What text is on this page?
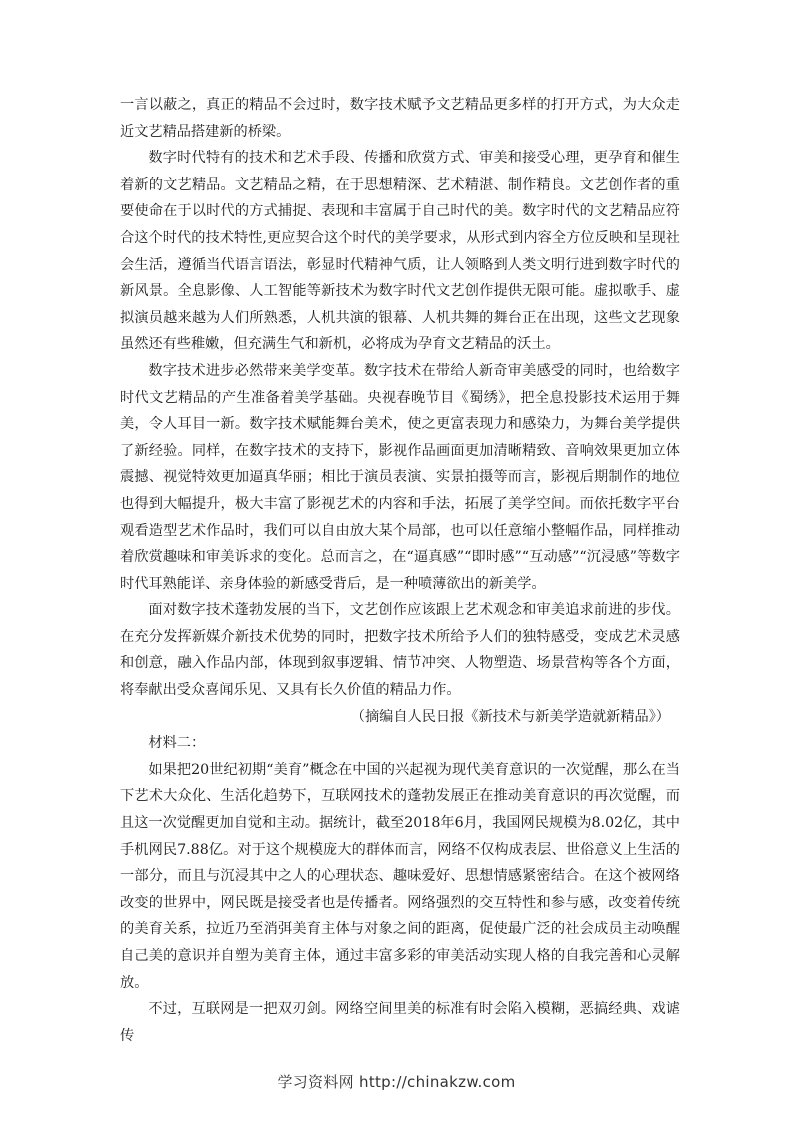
一言以蔽之，真正的精品不会过时，数字技术赋予文艺精品更多样的打开方式，为大众走近文艺精品搭建新的桥梁。

数字时代特有的技术和艺术手段、传播和欣赏方式、审美和接受心理，更孕育和催生着新的文艺精品。文艺精品之精，在于思想精深、艺术精湛、制作精良。文艺创作者的重要使命在于以时代的方式捕捉、表现和丰富属于自己时代的美。数字时代的文艺精品应符合这个时代的技术特性,更应契合这个时代的美学要求，从形式到内容全方位反映和呈现社会生活，遵循当代语言语法，彰显时代精神气质，让人领略到人类文明行进到数字时代的新风景。全息影像、人工智能等新技术为数字时代文艺创作提供无限可能。虚拟歌手、虚拟演员越来越为人们所熟悉，人机共演的银幕、人机共舞的舞台正在出现，这些文艺现象虽然还有些稚嫩，但充满生气和新机，必将成为孕育文艺精品的沃土。

数字技术进步必然带来美学变革。数字技术在带给人新奇审美感受的同时，也给数字时代文艺精品的产生准备着美学基础。央视春晚节目《蜀绣》，把全息投影技术运用于舞美，令人耳目一新。数字技术赋能舞台美术，使之更富表现力和感染力，为舞台美学提供了新经验。同样，在数字技术的支持下，影视作品画面更加清晰精致、音响效果更加立体震撼、视觉特效更加逼真华丽；相比于演员表演、实景拍摄等而言，影视后期制作的地位也得到大幅提升，极大丰富了影视艺术的内容和手法，拓展了美学空间。而依托数字平台观看造型艺术作品时，我们可以自由放大某个局部，也可以任意缩小整幅作品，同样推动着欣赏趣味和审美诉求的变化。总而言之，在“逼真感”“即时感”“互动感”“沉浸感”等数字时代耳熟能详、亲身体验的新感受背后，是一种喷薄欲出的新美学。

面对数字技术蓬勃发展的当下，文艺创作应该跟上艺术观念和审美追求前进的步伐。在充分发挥新媒介新技术优势的同时，把数字技术所给予人们的独特感受，变成艺术灵感和创意，融入作品内部，体现到叙事逻辑、情节冲突、人物塑造、场景营构等各个方面，将奉献出受众喜闻乐见、又具有长久价值的精品力作。

（摘编自人民日报《新技术与新美学造就新精品》）

材料二：

如果把20世纪初期“美育”概念在中国的兴起视为现代美育意识的一次觉醒，那么在当下艺术大众化、生活化趋势下，互联网技术的蓬勃发展正在推动美育意识的再次觉醒，而且这一次觉醒更加自觉和主动。据统计，截至2018年6月，我国网民规模为8.02亿，其中手机网民7.88亿。对于这个规模庞大的群体而言，网络不仅构成表层、世俗意义上生活的一部分，而且与沉浸其中之人的心理状态、趣味爱好、思想情感紧密结合。在这个被网络改变的世界中，网民既是接受者也是传播者。网络强烈的交互特性和参与感，改变着传统的美育关系，拉近乃至消弭美育主体与对象之间的距离，促使最广泛的社会成员主动唤醒自己美的意识并自塑为美育主体，通过丰富多彩的审美活动实现人格的自我完善和心灵解放。

不过，互联网是一把双刃剑。网络空间里美的标准有时会陷入模糊，恶搞经典、戏谑传

学习资料网 http://chinakzw.com
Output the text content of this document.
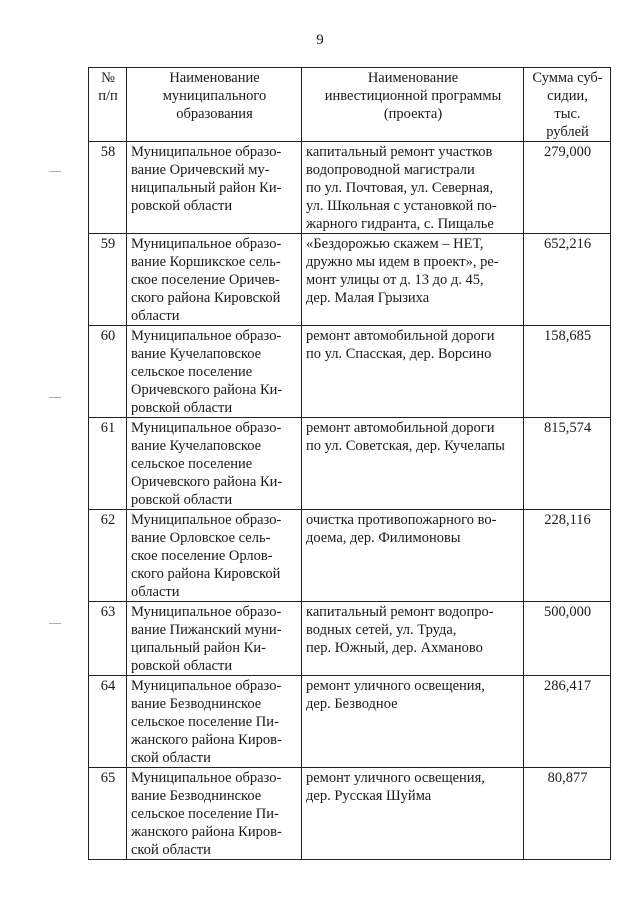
9
№
п/п	Наименование
муниципального
образования	Наименование
инвестиционной программы
(проекта)	Сумма суб-
сидии,
тыс.
рублей
58	Муниципальное образо-
вание Оричевский му-
ниципальный район Ки-
ровской области	капитальный ремонт участков
водопроводной магистрали
по ул. Почтовая, ул. Северная,
ул. Школьная с установкой по-
жарного гидранта, с. Пищалье	279,000
59	Муниципальное образо-
вание Коршикское сель-
ское поселение Оричев-
ского района Кировской
области	«Бездорожью скажем – НЕТ,
дружно мы идем в проект», ре-
монт улицы от д. 13 до д. 45,
дер. Малая Грызиха	652,216
60	Муниципальное образо-
вание Кучелаповское
сельское поселение
Оричевского района Ки-
ровской области	ремонт автомобильной дороги
по ул. Спасская, дер. Ворсино	158,685
61	Муниципальное образо-
вание Кучелаповское
сельское поселение
Оричевского района Ки-
ровской области	ремонт автомобильной дороги
по ул. Советская, дер. Кучелапы	815,574
62	Муниципальное образо-
вание Орловское сель-
ское поселение Орлов-
ского района Кировской
области	очистка противопожарного во-
доема, дер. Филимоновы	228,116
63	Муниципальное образо-
вание Пижанский муни-
ципальный район Ки-
ровской области	капитальный ремонт водопро-
водных сетей, ул. Труда,
пер. Южный, дер. Ахманово	500,000
64	Муниципальное образо-
вание Безводнинское
сельское поселение Пи-
жанского района Киров-
ской области	ремонт уличного освещения,
дер. Безводное	286,417
65	Муниципальное образо-
вание Безводнинское
сельское поселение Пи-
жанского района Киров-
ской области	ремонт уличного освещения,
дер. Русская Шуйма	80,877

STATED EXERCISE: Track down every line holding the string "this" and copy it.

REPLY TO THE EXERCISE:
What text is on this page?
Output the text content of this document.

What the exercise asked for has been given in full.